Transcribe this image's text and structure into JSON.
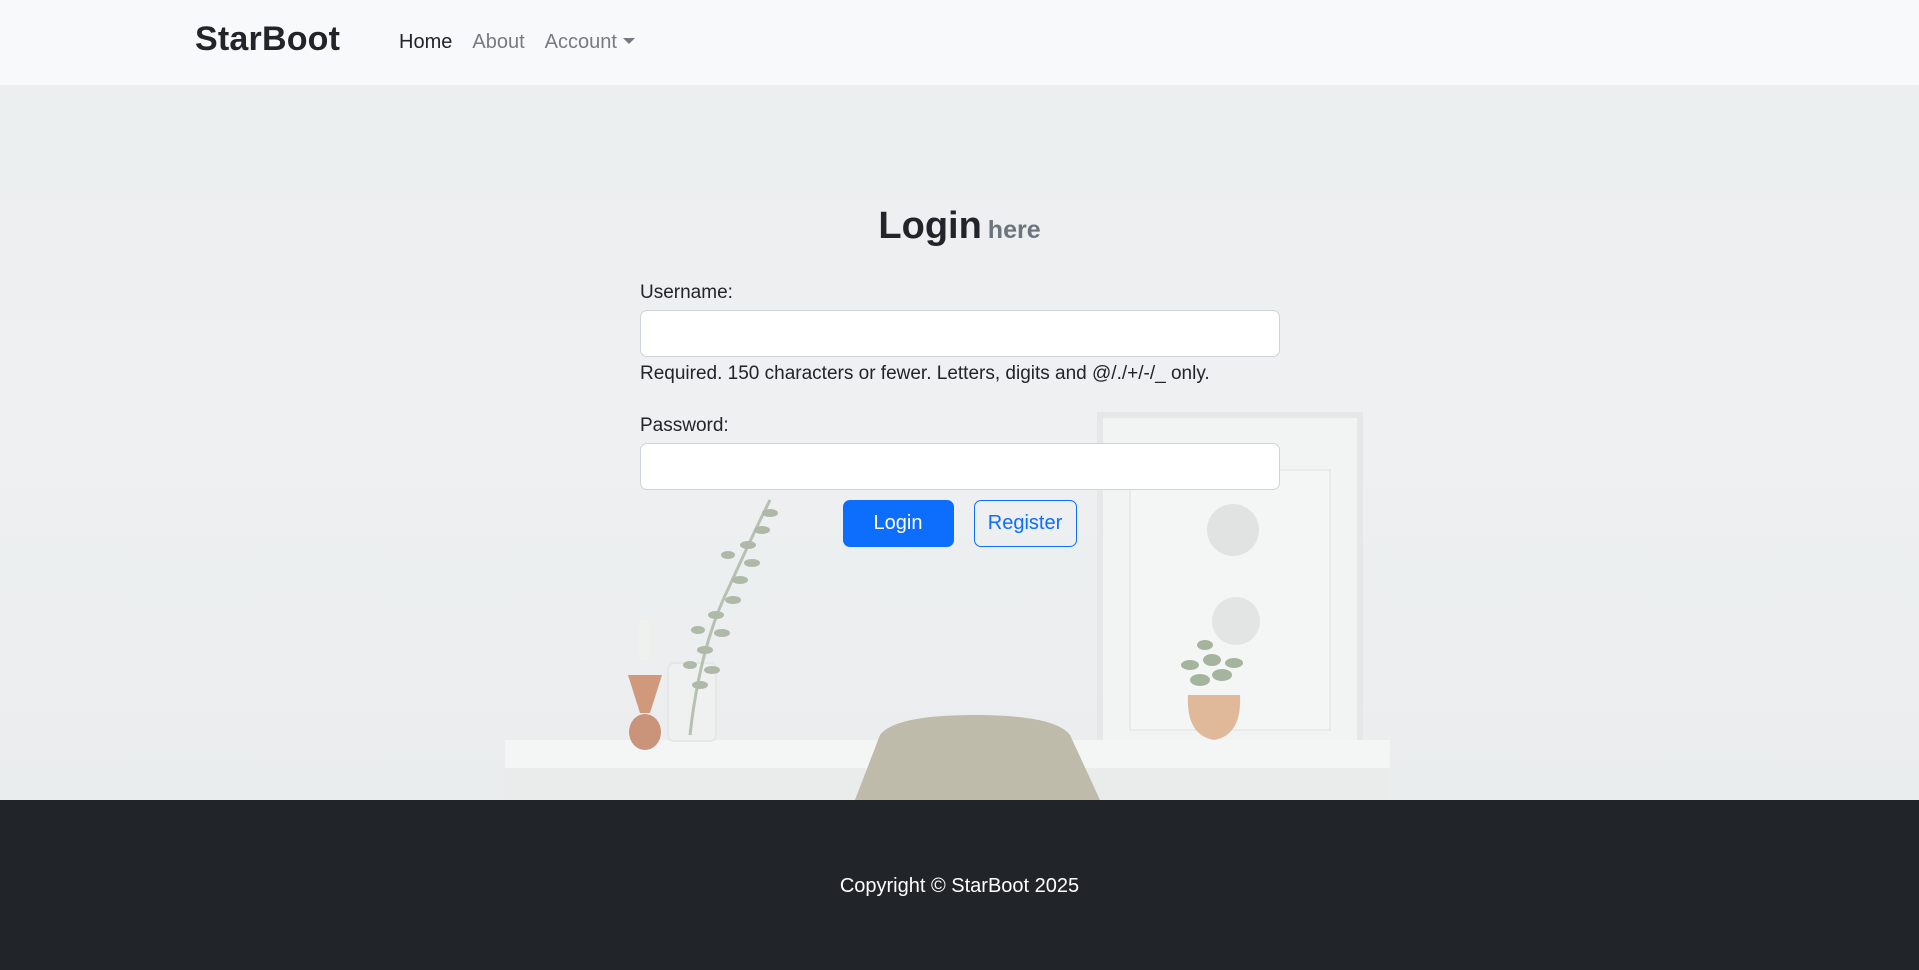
{
  "navbar": {
    "brand": "StarBoot",
    "links": [
      {
        "label": "Home"
      },
      {
        "label": "About"
      },
      {
        "label": "Account"
      }
    ]
  },
  "login": {
    "title": "Login",
    "subtitle": "here",
    "username_label": "Username:",
    "username_value": "",
    "username_help": "Required. 150 characters or fewer. Letters, digits and @/./+/-/_ only.",
    "password_label": "Password:",
    "password_value": "",
    "login_button": "Login",
    "register_button": "Register"
  },
  "footer": {
    "copyright": "Copyright © StarBoot 2025"
  },
  "colors": {
    "primary": "#0d6efd",
    "footer_bg": "#212529",
    "navbar_bg": "#f8f9fa"
  }
}
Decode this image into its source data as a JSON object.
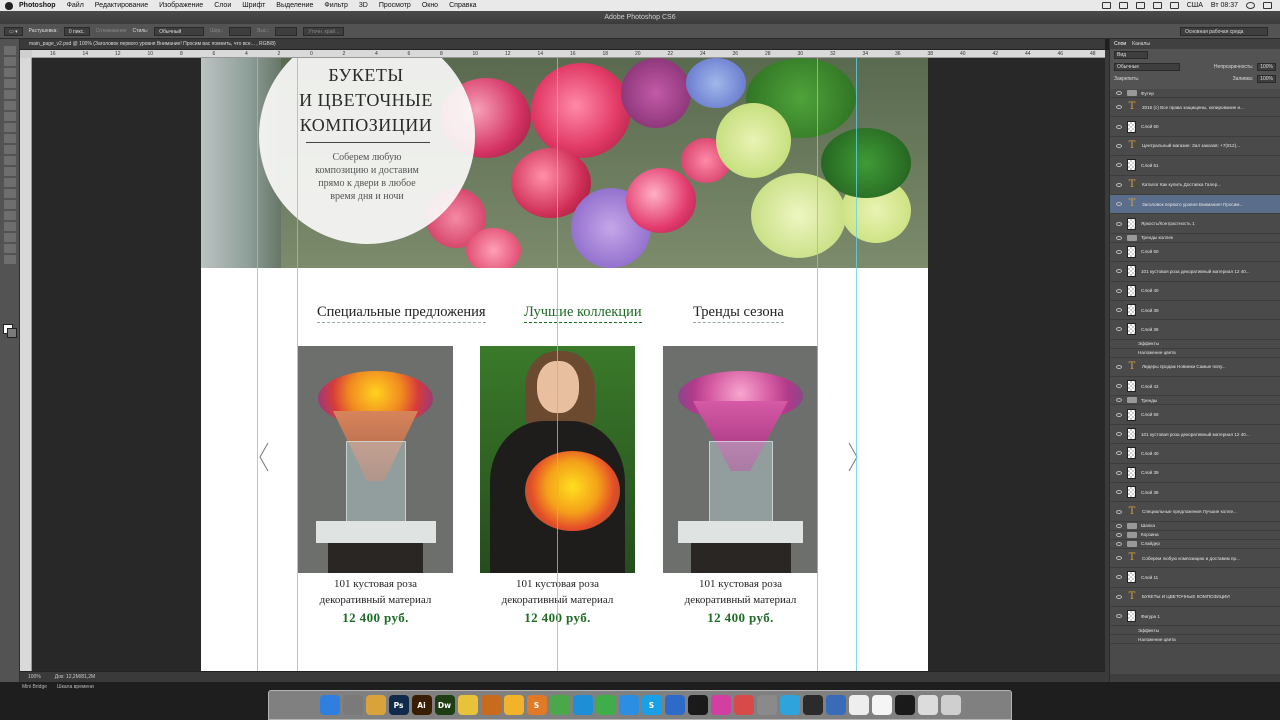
{
  "menubar": {
    "app": "Photoshop",
    "items": [
      "Файл",
      "Редактирование",
      "Изображение",
      "Слои",
      "Шрифт",
      "Выделение",
      "Фильтр",
      "3D",
      "Просмотр",
      "Окно",
      "Справка"
    ],
    "clock": "Вт 08:37",
    "locale": "США"
  },
  "window": {
    "title": "Adobe Photoshop CS6"
  },
  "options_bar": {
    "feather_label": "Растушевка:",
    "feather_value": "0 пикс.",
    "antialias_label": "Сглаживание",
    "style_label": "Стиль:",
    "style_value": "Обычный",
    "width_label": "Шир.:",
    "height_label": "Выс.:",
    "refine_label": "Уточн. край...",
    "workspace": "Основная рабочая среда"
  },
  "document": {
    "tab": "main_page_v2.psd @ 100% (Заголовок первого уровня Внимание! Просим вас помнить, что все... , RGB/8)",
    "zoom": "100%",
    "doc_size": "Док: 12,2M/81,2M",
    "mini_bridge": "Mini Bridge",
    "timeline": "Шкала времени"
  },
  "ruler": {
    "ticks": [
      "16",
      "14",
      "12",
      "10",
      "8",
      "6",
      "4",
      "2",
      "0",
      "2",
      "4",
      "6",
      "8",
      "10",
      "12",
      "14",
      "16",
      "18",
      "20",
      "22",
      "24",
      "26",
      "28",
      "30",
      "32",
      "34",
      "36",
      "38",
      "40",
      "42",
      "44",
      "46",
      "48"
    ]
  },
  "hero": {
    "title_line1": "БУКЕТЫ",
    "title_line2": "И ЦВЕТОЧНЫЕ",
    "title_line3": "КОМПОЗИЦИИ",
    "subtitle_line1": "Соберем любую",
    "subtitle_line2": "композицию и доставим",
    "subtitle_line3": "прямо к двери в любое",
    "subtitle_line4": "время дня и ночи"
  },
  "tabs": [
    {
      "label": "Специальные предложения"
    },
    {
      "label": "Лучшие коллекции"
    },
    {
      "label": "Тренды сезона"
    }
  ],
  "products": [
    {
      "name_line1": "101 кустовая роза",
      "name_line2": "декоративный материал",
      "price": "12 400 руб."
    },
    {
      "name_line1": "101 кустовая роза",
      "name_line2": "декоративный материал",
      "price": "12 400 руб."
    },
    {
      "name_line1": "101 кустовая роза",
      "name_line2": "декоративный материал",
      "price": "12 400 руб."
    }
  ],
  "panel": {
    "tabs": [
      "Слои",
      "Каналы"
    ],
    "filter_label": "Вид",
    "blend_mode": "Обычные",
    "opacity_label": "Непрозрачность:",
    "opacity_value": "100%",
    "lock_label": "Закрепить:",
    "fill_label": "Заливка:",
    "fill_value": "100%"
  },
  "layers": [
    {
      "name": "Футер",
      "kind": "group"
    },
    {
      "name": "2015 (с) Все права защищены, копирование и...",
      "kind": "text"
    },
    {
      "name": "Слой 50",
      "kind": "pixel"
    },
    {
      "name": "Центральный магазин: Зал заказов: +7(812)...",
      "kind": "text"
    },
    {
      "name": "Слой 51",
      "kind": "pixel"
    },
    {
      "name": "Каталог    Как купить    Доставка    Галер...",
      "kind": "text"
    },
    {
      "name": "Заголовок первого уровня Внимание! Просим...",
      "kind": "text",
      "selected": true
    },
    {
      "name": "Яркость/Контрастность 1",
      "kind": "pixel"
    },
    {
      "name": "Тренды коллек",
      "kind": "group"
    },
    {
      "name": "Слой 60",
      "kind": "pixel"
    },
    {
      "name": "101 кустовая роза декоративный материал 12 40...",
      "kind": "pixel"
    },
    {
      "name": "Слой 40",
      "kind": "pixel"
    },
    {
      "name": "Слой 39",
      "kind": "pixel"
    },
    {
      "name": "Слой 36",
      "kind": "pixel"
    },
    {
      "name": "Эффекты",
      "kind": "fx"
    },
    {
      "name": "Наложение цвета",
      "kind": "fx"
    },
    {
      "name": "Лидеры продаж    Новинки    Самые попу...",
      "kind": "text"
    },
    {
      "name": "Слой 42",
      "kind": "pixel"
    },
    {
      "name": "Тренды",
      "kind": "group"
    },
    {
      "name": "Слой 59",
      "kind": "pixel"
    },
    {
      "name": "101 кустовая роза декоративный материал 12 40...",
      "kind": "pixel"
    },
    {
      "name": "Слой 40",
      "kind": "pixel"
    },
    {
      "name": "Слой 39",
      "kind": "pixel"
    },
    {
      "name": "Слой 36",
      "kind": "pixel"
    },
    {
      "name": "Специальные предложения    Лучшие колле...",
      "kind": "text"
    },
    {
      "name": "Шапка",
      "kind": "group"
    },
    {
      "name": "Корзина",
      "kind": "group"
    },
    {
      "name": "Слайдер",
      "kind": "group"
    },
    {
      "name": "Соберем любую композицию и доставим пр...",
      "kind": "text"
    },
    {
      "name": "Слой 11",
      "kind": "pixel"
    },
    {
      "name": "БУКЕТЫ  И ЦВЕТОЧНЫЕ  КОМПОЗИЦИИ",
      "kind": "text"
    },
    {
      "name": "Фигура 1",
      "kind": "pixel"
    },
    {
      "name": "Эффекты",
      "kind": "fx"
    },
    {
      "name": "Наложение цвета",
      "kind": "fx"
    }
  ],
  "dock": [
    {
      "icon": "finder-icon",
      "label": "",
      "color": "#2f7fe0"
    },
    {
      "icon": "launchpad-icon",
      "label": "",
      "color": "#7a7a7a"
    },
    {
      "icon": "chrome-icon",
      "label": "",
      "color": "#d9a23a"
    },
    {
      "icon": "photoshop-icon",
      "label": "Ps",
      "color": "#0f2a4a"
    },
    {
      "icon": "illustrator-icon",
      "label": "Ai",
      "color": "#3a1e00"
    },
    {
      "icon": "dreamweaver-icon",
      "label": "Dw",
      "color": "#1f3d12"
    },
    {
      "icon": "emoji-icon",
      "label": "",
      "color": "#e8c23a"
    },
    {
      "icon": "browser-icon",
      "label": "",
      "color": "#c86b1c"
    },
    {
      "icon": "sketch-icon",
      "label": "",
      "color": "#f2b32a"
    },
    {
      "icon": "sublime-icon",
      "label": "S",
      "color": "#e07a24"
    },
    {
      "icon": "leaf-icon",
      "label": "",
      "color": "#4aa84a"
    },
    {
      "icon": "edge-icon",
      "label": "",
      "color": "#1d8fd6"
    },
    {
      "icon": "chrome2-icon",
      "label": "",
      "color": "#3fae4a"
    },
    {
      "icon": "safari-icon",
      "label": "",
      "color": "#2c8ee0"
    },
    {
      "icon": "skype-icon",
      "label": "S",
      "color": "#19a0e6"
    },
    {
      "icon": "maps-icon",
      "label": "",
      "color": "#2e6bc9"
    },
    {
      "icon": "steam-icon",
      "label": "",
      "color": "#1a1a1a"
    },
    {
      "icon": "itunes-icon",
      "label": "",
      "color": "#d23fa0"
    },
    {
      "icon": "photos-icon",
      "label": "",
      "color": "#d84a4a"
    },
    {
      "icon": "settings-icon",
      "label": "",
      "color": "#8a8a8a"
    },
    {
      "icon": "telegram-icon",
      "label": "",
      "color": "#2fa3dc"
    },
    {
      "icon": "terminal-icon",
      "label": "",
      "color": "#2b2b2b"
    },
    {
      "icon": "app-icon",
      "label": "",
      "color": "#3a6bb8"
    },
    {
      "icon": "doc-icon",
      "label": "",
      "color": "#eeeeee"
    },
    {
      "icon": "doc2-icon",
      "label": "",
      "color": "#f5f5f5"
    },
    {
      "icon": "display-icon",
      "label": "",
      "color": "#1a1a1a"
    },
    {
      "icon": "window-icon",
      "label": "",
      "color": "#dcdcdc"
    },
    {
      "icon": "trash-icon",
      "label": "",
      "color": "#cfcfcf"
    }
  ],
  "colors": {
    "accent_green": "#1e6b26",
    "guide": "#5fd3e6"
  }
}
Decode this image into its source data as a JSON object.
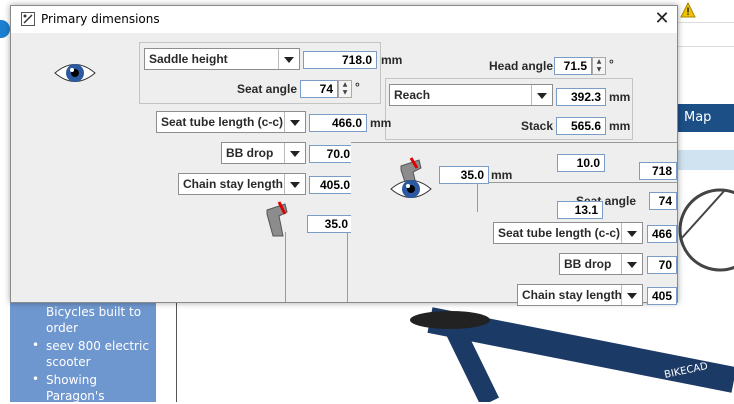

^^^^^^^^^^^^^^^^

Task details:
Identify all lines where the word "Слой" shows up. Copy them.

The output:
      "name": "Слой 50",
      "name": "Слой 51",
      "name": "Слой 60",
      "name": "Слой 40",
      "name": "Слой 39",
      "name": "Слой 36",
      "name": "Слой 42",
      "name": "Слой 59",
      "name": "Слой 40",
      "name": "Слой 39",
      "name": "Слой 36",
      "name": "Слой 11",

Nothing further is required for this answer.